What you return should match every record exactly, with the images removed.
[start of Stored data]
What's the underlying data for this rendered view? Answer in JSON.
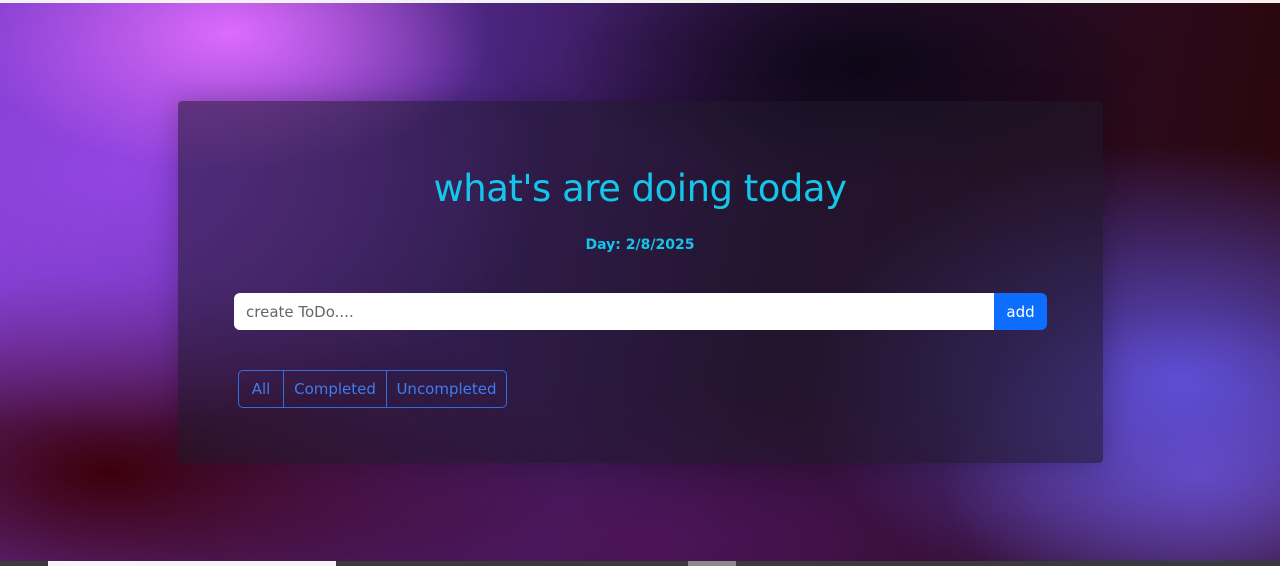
{
  "header": {
    "title": "what's are doing today",
    "date_label": "Day: 2/8/2025"
  },
  "todo_form": {
    "input_placeholder": "create ToDo....",
    "input_value": "",
    "add_label": "add"
  },
  "filters": {
    "all_label": "All",
    "completed_label": "Completed",
    "uncompleted_label": "Uncompleted"
  },
  "colors": {
    "accent_cyan": "#13c6ea",
    "primary_blue": "#0d6efd"
  }
}
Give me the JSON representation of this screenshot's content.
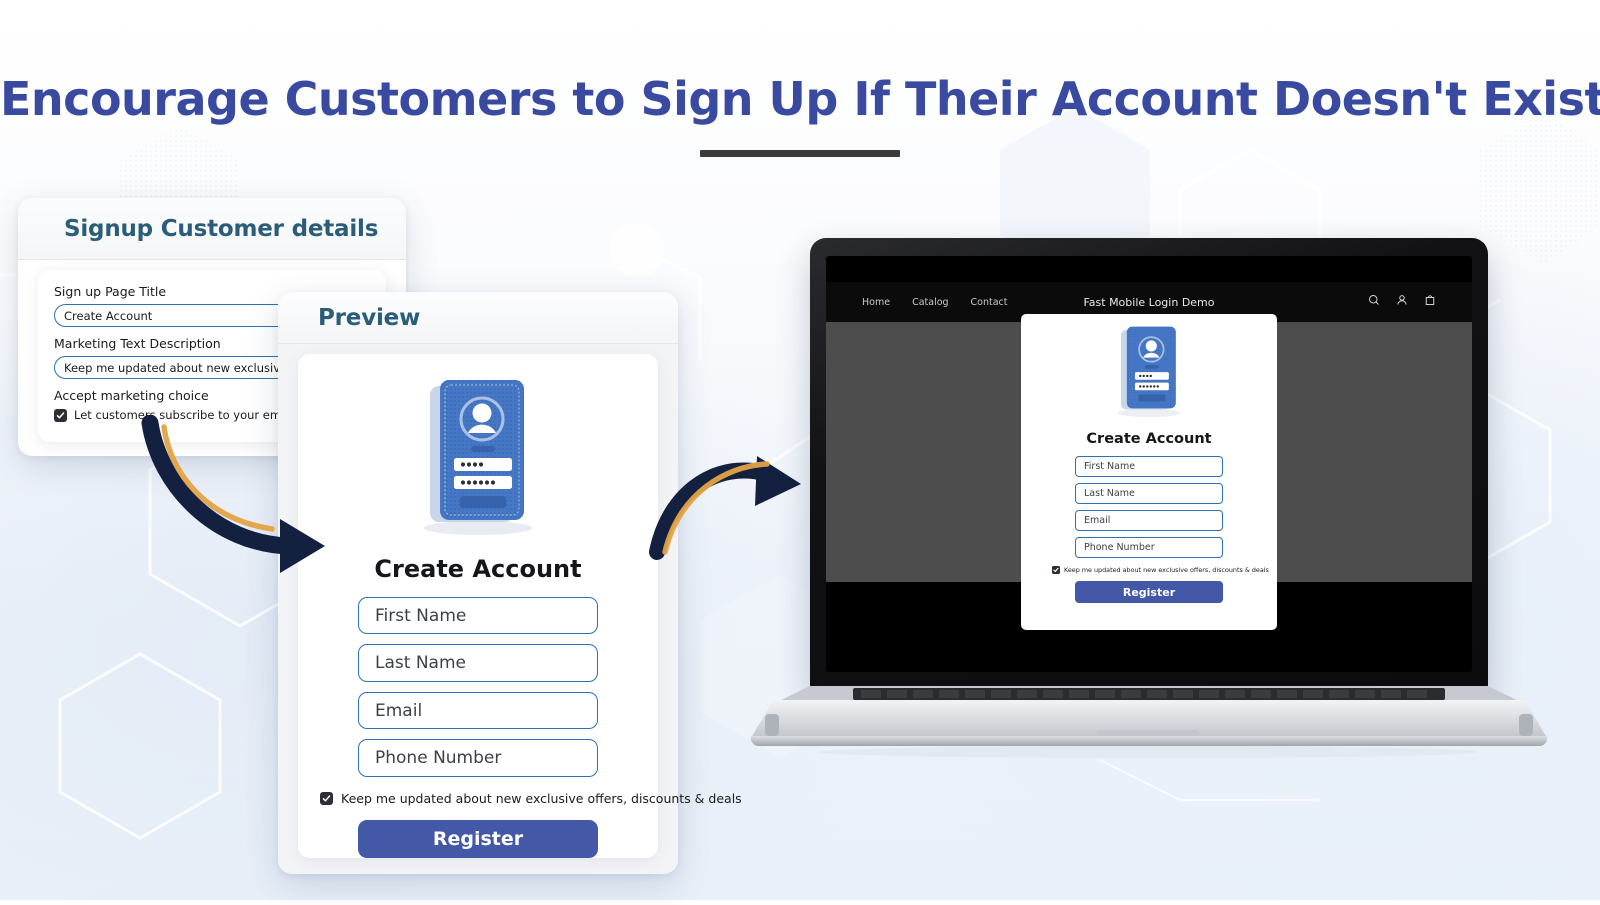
[end of Stored data]
● Completed task
What's the underlying data for this rendered view? Answer in JSON.
{
  "header": {
    "title": "what's are doing today",
    "date_label": "Day: 2/8/2025"
  },
  "todo_form": {
    "input_placeholder": "create ToDo....",
    "input_value": "",
    "add_label": "add"
  },
  "filters": {
    "all_label": "All",
    "completed_label": "Completed",
    "uncompleted_label": "Uncompleted"
  },
  "colors": {
    "accent_cyan": "#13c6ea",
    "primary_blue": "#0d6efd"
  }
}
Give me the JSON representation of this screenshot's content.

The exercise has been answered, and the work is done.